# WRITTEN EXERCISE
Reproduce the whole listing below line for line without any changes, but leave out the pictures.

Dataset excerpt

* * *

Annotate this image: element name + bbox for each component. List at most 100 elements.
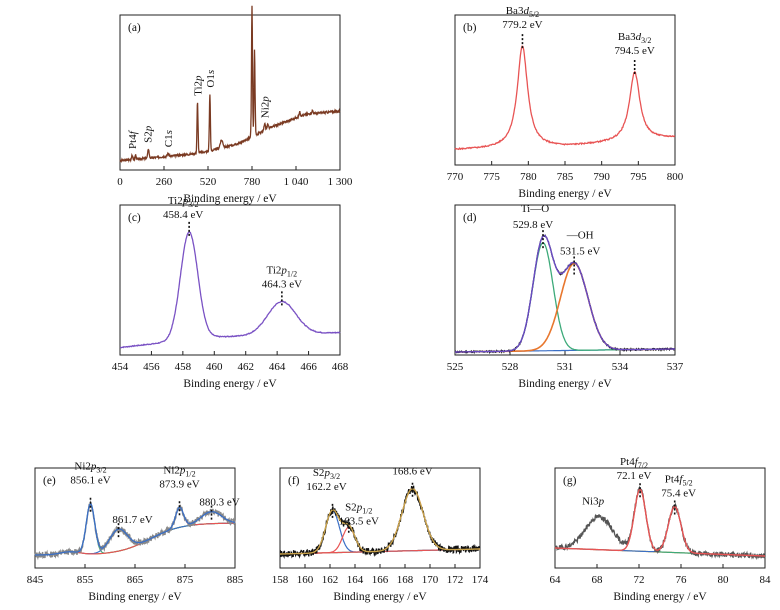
element-symbol: Ba3 [506, 5, 524, 17]
x-tick-label: 780 [520, 171, 537, 183]
x-axis-label: Binding energy / eV [183, 378, 277, 390]
orbital: d [636, 31, 642, 43]
subscript: 7/2 [638, 461, 648, 470]
satellite-component [35, 522, 235, 556]
element-symbol: Pt4 [127, 134, 139, 149]
x-tick-label: 865 [127, 574, 144, 586]
x-tick-label: 1 300 [328, 176, 353, 188]
panel-label: (c) [128, 212, 141, 224]
x-tick-label: 855 [77, 574, 94, 586]
x-tick-label: 172 [447, 574, 464, 586]
orbital: p [90, 461, 97, 473]
orbital: p [598, 496, 605, 508]
panel-label: (f) [288, 475, 300, 487]
x-tick-label: 166 [372, 574, 389, 586]
orbital: p [179, 464, 186, 476]
orbital: p [193, 75, 205, 82]
orbital: p [260, 96, 272, 103]
component-name: Ti—O [521, 203, 549, 215]
x-tick-label: 64 [550, 574, 562, 586]
peak-label: Pt4f7/2 [620, 456, 648, 470]
x-tick-label: 464 [269, 361, 286, 373]
fit-envelope [455, 234, 675, 353]
subscript: 3/2 [330, 472, 340, 481]
x-axis-label: Binding energy / eV [88, 591, 182, 603]
raw-data [34, 499, 236, 561]
x-tick-label: 80 [718, 574, 730, 586]
panel-d: 525 528 531 534 537 Binding energy / eV (d) Ti—… [447, 203, 684, 390]
x-tick-label: 72 [634, 574, 645, 586]
raw-data [279, 485, 481, 560]
x-tick-label: 875 [177, 574, 194, 586]
element-label: O1s [205, 70, 217, 88]
x-tick-label: 260 [156, 176, 173, 188]
panel-b: 770 775 780 785 790 795 800 Binding energy / eV… [447, 5, 684, 200]
peak-energy: 779.2 eV [502, 19, 542, 31]
x-tick-label: 454 [112, 361, 129, 373]
element-label: Pt4f [127, 129, 139, 149]
fit-envelope [555, 488, 765, 557]
peak-label: Ni3p [582, 496, 605, 508]
x-axis-label: Binding energy / eV [518, 378, 612, 390]
subscript: 1/2 [362, 507, 372, 516]
orbital: f [127, 129, 139, 134]
element-symbol: O1 [205, 74, 217, 87]
peak-energy: 72.1 eV [617, 470, 652, 482]
orbital: f [635, 456, 640, 468]
x-tick-label: 460 [206, 361, 223, 373]
element-symbol: Ti2 [267, 264, 282, 276]
subscript: 3/2 [641, 36, 651, 45]
x-tick-label: 462 [237, 361, 254, 373]
element-symbol: S2 [345, 502, 357, 514]
x-tick-label: 0 [117, 176, 123, 188]
survey-spectrum [119, 5, 341, 164]
x-tick-label: 800 [667, 171, 684, 183]
panel-label: (e) [43, 475, 56, 487]
element-label: S2p [142, 125, 154, 143]
peak-energy: 861.7 eV [112, 514, 152, 526]
sulfate-component [280, 488, 480, 555]
orbital: p [182, 195, 189, 207]
peak-energy: 162.2 eV [306, 481, 346, 493]
peak-label: Ni2p3/2 [74, 461, 106, 475]
peak-label: Ba3d5/2 [506, 5, 539, 19]
peak-label: Ti2p1/2 [267, 264, 298, 278]
panel-a: 0 260 520 780 1 040 1 300 Binding energy / eV (… [117, 5, 353, 205]
x-tick-label: 795 [630, 171, 647, 183]
panel-c: 454 456 458 460 462 464 466 468 Binding energy /… [112, 195, 349, 390]
x-tick-label: 775 [483, 171, 500, 183]
element-symbol: Ti2 [193, 81, 205, 96]
x-tick-label: 534 [612, 361, 629, 373]
x-tick-label: 531 [557, 361, 574, 373]
subscript: 5/2 [682, 479, 692, 488]
element-symbol: Ni3 [582, 496, 599, 508]
x-tick-label: 164 [347, 574, 364, 586]
panel-label: (g) [563, 475, 577, 487]
peak-energy: 464.3 eV [262, 278, 302, 290]
orbital: p [142, 125, 154, 132]
element-symbol: Pt4 [665, 474, 680, 486]
peak-label: S2p1/2 [345, 502, 372, 516]
x-tick-label: 845 [27, 574, 44, 586]
orbital: f [679, 474, 684, 486]
peak-label: Pt4f5/2 [665, 474, 693, 488]
oh-component [455, 262, 675, 353]
x-tick-label: 68 [592, 574, 604, 586]
x-tick-label: 162 [322, 574, 339, 586]
fit-envelope [280, 487, 480, 555]
element-symbol: Ni2 [74, 461, 91, 473]
peak-energy: 856.1 eV [70, 475, 110, 487]
peak-label: Ti2p3/2 [168, 195, 199, 209]
x-tick-label: 528 [502, 361, 519, 373]
peak-energy: 880.3 eV [199, 497, 239, 509]
peak-energy: 794.5 eV [615, 45, 655, 57]
element-symbol: C1 [163, 134, 175, 147]
subscript: 3/2 [188, 200, 198, 209]
peak-energy: 873.9 eV [159, 478, 199, 490]
panel-label: (a) [128, 22, 141, 34]
x-tick-label: 170 [422, 574, 439, 586]
orbital: d [523, 5, 529, 17]
element-symbol: Pt4 [620, 456, 635, 468]
component-name: —OH [566, 229, 594, 241]
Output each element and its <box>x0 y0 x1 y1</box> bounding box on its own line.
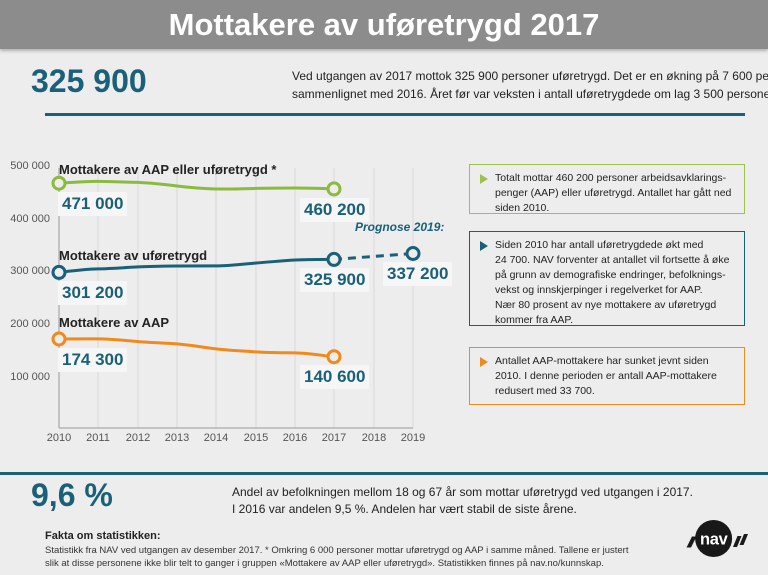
svg-text:nav: nav <box>700 530 729 548</box>
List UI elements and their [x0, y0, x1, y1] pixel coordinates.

* * *

# ANSWER FOR THE TASK
Annotate this image: element name + bbox for each component. List at most 100 elements.
element-symbol: Ba3 [506, 5, 524, 17]
x-tick-label: 780 [520, 171, 537, 183]
x-axis-label: Binding energy / eV [183, 378, 277, 390]
orbital: d [636, 31, 642, 43]
subscript: 7/2 [638, 461, 648, 470]
satellite-component [35, 522, 235, 556]
element-symbol: Pt4 [127, 134, 139, 149]
x-tick-label: 865 [127, 574, 144, 586]
x-tick-label: 1 300 [328, 176, 353, 188]
panel-label: (c) [128, 212, 141, 224]
x-tick-label: 855 [77, 574, 94, 586]
x-tick-label: 172 [447, 574, 464, 586]
orbital: p [90, 461, 97, 473]
orbital: p [598, 496, 605, 508]
panel-label: (f) [288, 475, 300, 487]
x-tick-label: 166 [372, 574, 389, 586]
orbital: p [179, 464, 186, 476]
orbital: p [193, 75, 205, 82]
orbital: p [260, 96, 272, 103]
component-name: Ti—O [521, 203, 549, 215]
x-tick-label: 64 [550, 574, 562, 586]
peak-label: Pt4f7/2 [620, 456, 648, 470]
x-tick-label: 464 [269, 361, 286, 373]
fit-envelope [455, 234, 675, 353]
subscript: 3/2 [330, 472, 340, 481]
x-axis-label: Binding energy / eV [88, 591, 182, 603]
raw-data [34, 499, 236, 561]
x-tick-label: 80 [718, 574, 730, 586]
panel-d: 525 528 531 534 537 Binding energy / eV (d) Ti—… [447, 203, 684, 390]
x-tick-label: 72 [634, 574, 645, 586]
raw-data [279, 485, 481, 560]
x-tick-label: 875 [177, 574, 194, 586]
element-label: O1s [205, 70, 217, 88]
x-tick-label: 260 [156, 176, 173, 188]
panel-b: 770 775 780 785 790 795 800 Binding energy / eV… [447, 5, 684, 200]
peak-energy: 779.2 eV [502, 19, 542, 31]
x-tick-label: 454 [112, 361, 129, 373]
element-label: Pt4f [127, 129, 139, 149]
fit-envelope [555, 488, 765, 557]
peak-label: Ni3p [582, 496, 605, 508]
x-axis-label: Binding energy / eV [518, 378, 612, 390]
subscript: 1/2 [362, 507, 372, 516]
orbital: f [127, 129, 139, 134]
element-symbol: O1 [205, 74, 217, 87]
peak-energy: 72.1 eV [617, 470, 652, 482]
orbital: f [635, 456, 640, 468]
x-tick-label: 460 [206, 361, 223, 373]
element-symbol: Ti2 [267, 264, 282, 276]
subscript: 3/2 [641, 36, 651, 45]
x-tick-label: 462 [237, 361, 254, 373]
element-symbol: S2 [345, 502, 357, 514]
x-tick-label: 0 [117, 176, 123, 188]
survey-spectrum [119, 5, 341, 164]
x-tick-label: 800 [667, 171, 684, 183]
panel-label: (e) [43, 475, 56, 487]
element-label: S2p [142, 125, 154, 143]
peak-energy: 861.7 eV [112, 514, 152, 526]
sulfate-component [280, 488, 480, 555]
orbital: p [182, 195, 189, 207]
peak-energy: 162.2 eV [306, 481, 346, 493]
peak-label: Ni2p3/2 [74, 461, 106, 475]
peak-label: Ba3d5/2 [506, 5, 539, 19]
peak-label: Ti2p1/2 [267, 264, 298, 278]
panel-a: 0 260 520 780 1 040 1 300 Binding energy / eV (… [117, 5, 353, 205]
x-tick-label: 795 [630, 171, 647, 183]
panel-c: 454 456 458 460 462 464 466 468 Binding energy /… [112, 195, 349, 390]
x-tick-label: 775 [483, 171, 500, 183]
element-symbol: Ti2 [193, 81, 205, 96]
x-tick-label: 534 [612, 361, 629, 373]
x-tick-label: 531 [557, 361, 574, 373]
subscript: 5/2 [682, 479, 692, 488]
element-symbol: Ni3 [582, 496, 599, 508]
x-tick-label: 164 [347, 574, 364, 586]
panel-label: (g) [563, 475, 577, 487]
peak-energy: 464.3 eV [262, 278, 302, 290]
orbital: p [142, 125, 154, 132]
element-symbol: Pt4 [665, 474, 680, 486]
peak-label: S2p1/2 [345, 502, 372, 516]
x-tick-label: 845 [27, 574, 44, 586]
orbital: f [679, 474, 684, 486]
peak-label: Pt4f5/2 [665, 474, 693, 488]
oh-component [455, 262, 675, 353]
x-tick-label: 68 [592, 574, 604, 586]
x-tick-label: 162 [322, 574, 339, 586]
fit-envelope [280, 487, 480, 555]
element-symbol: Ni2 [74, 461, 91, 473]
peak-energy: 856.1 eV [70, 475, 110, 487]
peak-label: Ti2p3/2 [168, 195, 199, 209]
x-tick-label: 528 [502, 361, 519, 373]
peak-energy: 880.3 eV [199, 497, 239, 509]
peak-energy: 794.5 eV [615, 45, 655, 57]
element-symbol: C1 [163, 134, 175, 147]
subscript: 3/2 [188, 200, 198, 209]
peak-energy: 873.9 eV [159, 478, 199, 490]
panel-label: (a) [128, 22, 141, 34]
x-tick-label: 170 [422, 574, 439, 586]
orbital: d [523, 5, 529, 17]
element-symbol: Pt4 [620, 456, 635, 468]
component-name: —OH [566, 229, 594, 241]
Output each element and its <box>x0 y0 x1 y1</box> bounding box on its own line.
svg-text:nav: nav <box>700 530 729 548</box>
List UI elements and their [x0, y0, x1, y1] pixel coordinates.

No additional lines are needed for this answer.